___ GIVEN INFORMATION
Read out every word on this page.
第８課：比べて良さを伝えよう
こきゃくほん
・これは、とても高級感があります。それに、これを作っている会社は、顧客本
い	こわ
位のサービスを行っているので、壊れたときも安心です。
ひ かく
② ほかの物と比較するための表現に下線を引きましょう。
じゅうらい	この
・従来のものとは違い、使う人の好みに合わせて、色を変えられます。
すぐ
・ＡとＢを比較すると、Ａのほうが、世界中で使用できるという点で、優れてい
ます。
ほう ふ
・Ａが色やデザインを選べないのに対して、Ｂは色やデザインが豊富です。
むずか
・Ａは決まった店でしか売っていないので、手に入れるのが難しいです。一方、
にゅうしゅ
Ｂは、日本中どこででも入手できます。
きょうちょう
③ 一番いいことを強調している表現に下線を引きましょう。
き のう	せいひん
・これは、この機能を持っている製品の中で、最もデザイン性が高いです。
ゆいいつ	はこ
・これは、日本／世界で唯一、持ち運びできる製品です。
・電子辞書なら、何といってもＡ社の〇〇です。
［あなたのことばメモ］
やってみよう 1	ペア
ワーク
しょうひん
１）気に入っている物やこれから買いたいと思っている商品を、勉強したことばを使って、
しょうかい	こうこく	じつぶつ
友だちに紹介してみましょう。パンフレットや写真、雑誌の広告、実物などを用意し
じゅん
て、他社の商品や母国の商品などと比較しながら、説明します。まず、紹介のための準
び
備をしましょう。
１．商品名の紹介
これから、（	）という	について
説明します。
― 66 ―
______
TASK GOAL: The records above need to be transcribed in full. Keep every character unchanged.

RESULT:
Read out every word on this page.
第８課：比べて良さを伝えよう
こきゃくほん
・これは、とても高級感があります。それに、これを作っている会社は、顧客本
い	こわ
位のサービスを行っているので、壊れたときも安心です。
ひ かく
② ほかの物と比較するための表現に下線を引きましょう。
じゅうらい	この
・従来のものとは違い、使う人の好みに合わせて、色を変えられます。
すぐ
・ＡとＢを比較すると、Ａのほうが、世界中で使用できるという点で、優れてい
ます。
ほう ふ
・Ａが色やデザインを選べないのに対して、Ｂは色やデザインが豊富です。
むずか
・Ａは決まった店でしか売っていないので、手に入れるのが難しいです。一方、
にゅうしゅ
Ｂは、日本中どこででも入手できます。
きょうちょう
③ 一番いいことを強調している表現に下線を引きましょう。
き のう	せいひん
・これは、この機能を持っている製品の中で、最もデザイン性が高いです。
ゆいいつ	はこ
・これは、日本／世界で唯一、持ち運びできる製品です。
・電子辞書なら、何といってもＡ社の〇〇です。
［あなたのことばメモ］
やってみよう 1	ペア
ワーク
しょうひん
１）気に入っている物やこれから買いたいと思っている商品を、勉強したことばを使って、
しょうかい	こうこく	じつぶつ
友だちに紹介してみましょう。パンフレットや写真、雑誌の広告、実物などを用意し
じゅん
て、他社の商品や母国の商品などと比較しながら、説明します。まず、紹介のための準
び
備をしましょう。
１．商品名の紹介
これから、（	）という	について
説明します。
― 66 ―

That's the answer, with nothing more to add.